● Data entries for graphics
++++++

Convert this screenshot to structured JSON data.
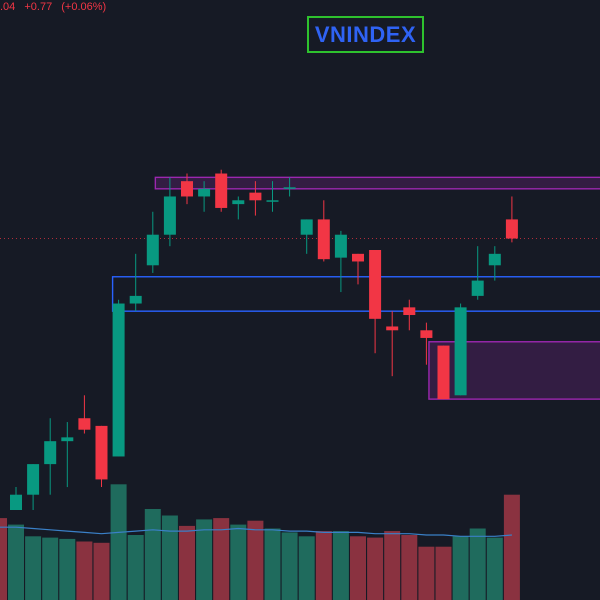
{
  "legend": {
    "value": ".04",
    "change": "+0.77",
    "change_pct": "(+0.06%)"
  },
  "title": "VNINDEX",
  "colors": {
    "background": "#161a25",
    "up": "#089981",
    "down": "#f23645",
    "vol_up": "#1f6b5d",
    "vol_down": "#8a3240",
    "volume_ma": "#3a80c8",
    "zone_blue": "#2962ff",
    "zone_purple": "#9c27b0",
    "last_price_line": "#f23645",
    "title_border": "#2ec22e",
    "title_text": "#2f63f4"
  },
  "chart_data": {
    "type": "candlestick",
    "title": "VNINDEX",
    "y_range": [
      1186,
      1237
    ],
    "volume_range": [
      0,
      100
    ],
    "last_price": 1221.5,
    "candles": [
      {
        "o": 1186,
        "h": 1189,
        "l": 1186,
        "c": 1188
      },
      {
        "o": 1188,
        "h": 1192,
        "l": 1186,
        "c": 1192
      },
      {
        "o": 1192,
        "h": 1198,
        "l": 1188,
        "c": 1195
      },
      {
        "o": 1195,
        "h": 1197.5,
        "l": 1189,
        "c": 1195.5
      },
      {
        "o": 1198,
        "h": 1201,
        "l": 1196,
        "c": 1196.5
      },
      {
        "o": 1197,
        "h": 1197,
        "l": 1189,
        "c": 1190
      },
      {
        "o": 1193,
        "h": 1213.5,
        "l": 1193,
        "c": 1213
      },
      {
        "o": 1213,
        "h": 1219.5,
        "l": 1212,
        "c": 1214
      },
      {
        "o": 1218,
        "h": 1225,
        "l": 1217,
        "c": 1222
      },
      {
        "o": 1222,
        "h": 1229.5,
        "l": 1220.5,
        "c": 1227
      },
      {
        "o": 1229,
        "h": 1230,
        "l": 1226,
        "c": 1227
      },
      {
        "o": 1227,
        "h": 1229,
        "l": 1225,
        "c": 1228
      },
      {
        "o": 1230,
        "h": 1230.5,
        "l": 1225,
        "c": 1225.5
      },
      {
        "o": 1226,
        "h": 1227,
        "l": 1224,
        "c": 1226.5
      },
      {
        "o": 1227.5,
        "h": 1229,
        "l": 1224.5,
        "c": 1226.5
      },
      {
        "o": 1226.5,
        "h": 1229,
        "l": 1225,
        "c": 1226.5
      },
      {
        "o": 1228,
        "h": 1229.5,
        "l": 1227,
        "c": 1228.2
      },
      {
        "o": 1222,
        "h": 1224,
        "l": 1219.5,
        "c": 1224
      },
      {
        "o": 1224,
        "h": 1226.5,
        "l": 1218.5,
        "c": 1218.8
      },
      {
        "o": 1219,
        "h": 1222.5,
        "l": 1214.5,
        "c": 1222
      },
      {
        "o": 1219.5,
        "h": 1219.5,
        "l": 1215.5,
        "c": 1218.5
      },
      {
        "o": 1220,
        "h": 1220,
        "l": 1206.5,
        "c": 1211
      },
      {
        "o": 1210,
        "h": 1212,
        "l": 1203.5,
        "c": 1209.5
      },
      {
        "o": 1212.5,
        "h": 1213.5,
        "l": 1209.5,
        "c": 1211.5
      },
      {
        "o": 1209.5,
        "h": 1210.5,
        "l": 1205,
        "c": 1208.5
      },
      {
        "o": 1207.5,
        "h": 1207.5,
        "l": 1200.5,
        "c": 1200.5
      },
      {
        "o": 1201,
        "h": 1213,
        "l": 1201,
        "c": 1212.5
      },
      {
        "o": 1214,
        "h": 1220.5,
        "l": 1213.5,
        "c": 1216
      },
      {
        "o": 1218,
        "h": 1220.5,
        "l": 1216,
        "c": 1219.5
      },
      {
        "o": 1224,
        "h": 1227,
        "l": 1221,
        "c": 1221.5
      }
    ],
    "volume": [
      58,
      49,
      48,
      47,
      45,
      44,
      89,
      50,
      70,
      65,
      57,
      62,
      63,
      58,
      61,
      55,
      52,
      49,
      53,
      53,
      49,
      48,
      53,
      50,
      41,
      41,
      49,
      55,
      48,
      81
    ],
    "volume_ma": [
      56,
      55,
      54,
      53,
      52,
      51,
      52,
      53,
      54,
      53,
      53,
      54,
      54,
      55,
      54,
      54,
      53,
      53,
      52,
      52,
      52,
      51,
      51,
      51,
      50,
      50,
      49,
      49,
      49,
      50
    ],
    "zones": [
      {
        "name": "purple-top-zone",
        "from_index": 8.5,
        "top": 1229.5,
        "bottom": 1228,
        "color": "purple"
      },
      {
        "name": "blue-zone",
        "from_index": 6,
        "top": 1216.5,
        "bottom": 1212,
        "color": "blue"
      },
      {
        "name": "purple-bottom-zone",
        "from_index": 24.5,
        "top": 1208,
        "bottom": 1200.5,
        "color": "purple"
      }
    ]
  }
}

++++++

● What the task requires
Take the listing above and restate it word for word, without its pictures.

● Finished task
Convert this screenshot to structured JSON data.
{
  "legend": {
    "value": ".04",
    "change": "+0.77",
    "change_pct": "(+0.06%)"
  },
  "title": "VNINDEX",
  "colors": {
    "background": "#161a25",
    "up": "#089981",
    "down": "#f23645",
    "vol_up": "#1f6b5d",
    "vol_down": "#8a3240",
    "volume_ma": "#3a80c8",
    "zone_blue": "#2962ff",
    "zone_purple": "#9c27b0",
    "last_price_line": "#f23645",
    "title_border": "#2ec22e",
    "title_text": "#2f63f4"
  },
  "chart_data": {
    "type": "candlestick",
    "title": "VNINDEX",
    "y_range": [
      1186,
      1237
    ],
    "volume_range": [
      0,
      100
    ],
    "last_price": 1221.5,
    "candles": [
      {
        "o": 1186,
        "h": 1189,
        "l": 1186,
        "c": 1188
      },
      {
        "o": 1188,
        "h": 1192,
        "l": 1186,
        "c": 1192
      },
      {
        "o": 1192,
        "h": 1198,
        "l": 1188,
        "c": 1195
      },
      {
        "o": 1195,
        "h": 1197.5,
        "l": 1189,
        "c": 1195.5
      },
      {
        "o": 1198,
        "h": 1201,
        "l": 1196,
        "c": 1196.5
      },
      {
        "o": 1197,
        "h": 1197,
        "l": 1189,
        "c": 1190
      },
      {
        "o": 1193,
        "h": 1213.5,
        "l": 1193,
        "c": 1213
      },
      {
        "o": 1213,
        "h": 1219.5,
        "l": 1212,
        "c": 1214
      },
      {
        "o": 1218,
        "h": 1225,
        "l": 1217,
        "c": 1222
      },
      {
        "o": 1222,
        "h": 1229.5,
        "l": 1220.5,
        "c": 1227
      },
      {
        "o": 1229,
        "h": 1230,
        "l": 1226,
        "c": 1227
      },
      {
        "o": 1227,
        "h": 1229,
        "l": 1225,
        "c": 1228
      },
      {
        "o": 1230,
        "h": 1230.5,
        "l": 1225,
        "c": 1225.5
      },
      {
        "o": 1226,
        "h": 1227,
        "l": 1224,
        "c": 1226.5
      },
      {
        "o": 1227.5,
        "h": 1229,
        "l": 1224.5,
        "c": 1226.5
      },
      {
        "o": 1226.5,
        "h": 1229,
        "l": 1225,
        "c": 1226.5
      },
      {
        "o": 1228,
        "h": 1229.5,
        "l": 1227,
        "c": 1228.2
      },
      {
        "o": 1222,
        "h": 1224,
        "l": 1219.5,
        "c": 1224
      },
      {
        "o": 1224,
        "h": 1226.5,
        "l": 1218.5,
        "c": 1218.8
      },
      {
        "o": 1219,
        "h": 1222.5,
        "l": 1214.5,
        "c": 1222
      },
      {
        "o": 1219.5,
        "h": 1219.5,
        "l": 1215.5,
        "c": 1218.5
      },
      {
        "o": 1220,
        "h": 1220,
        "l": 1206.5,
        "c": 1211
      },
      {
        "o": 1210,
        "h": 1212,
        "l": 1203.5,
        "c": 1209.5
      },
      {
        "o": 1212.5,
        "h": 1213.5,
        "l": 1209.5,
        "c": 1211.5
      },
      {
        "o": 1209.5,
        "h": 1210.5,
        "l": 1205,
        "c": 1208.5
      },
      {
        "o": 1207.5,
        "h": 1207.5,
        "l": 1200.5,
        "c": 1200.5
      },
      {
        "o": 1201,
        "h": 1213,
        "l": 1201,
        "c": 1212.5
      },
      {
        "o": 1214,
        "h": 1220.5,
        "l": 1213.5,
        "c": 1216
      },
      {
        "o": 1218,
        "h": 1220.5,
        "l": 1216,
        "c": 1219.5
      },
      {
        "o": 1224,
        "h": 1227,
        "l": 1221,
        "c": 1221.5
      }
    ],
    "volume": [
      58,
      49,
      48,
      47,
      45,
      44,
      89,
      50,
      70,
      65,
      57,
      62,
      63,
      58,
      61,
      55,
      52,
      49,
      53,
      53,
      49,
      48,
      53,
      50,
      41,
      41,
      49,
      55,
      48,
      81
    ],
    "volume_ma": [
      56,
      55,
      54,
      53,
      52,
      51,
      52,
      53,
      54,
      53,
      53,
      54,
      54,
      55,
      54,
      54,
      53,
      53,
      52,
      52,
      52,
      51,
      51,
      51,
      50,
      50,
      49,
      49,
      49,
      50
    ],
    "zones": [
      {
        "name": "purple-top-zone",
        "from_index": 8.5,
        "top": 1229.5,
        "bottom": 1228,
        "color": "purple"
      },
      {
        "name": "blue-zone",
        "from_index": 6,
        "top": 1216.5,
        "bottom": 1212,
        "color": "blue"
      },
      {
        "name": "purple-bottom-zone",
        "from_index": 24.5,
        "top": 1208,
        "bottom": 1200.5,
        "color": "purple"
      }
    ]
  }
}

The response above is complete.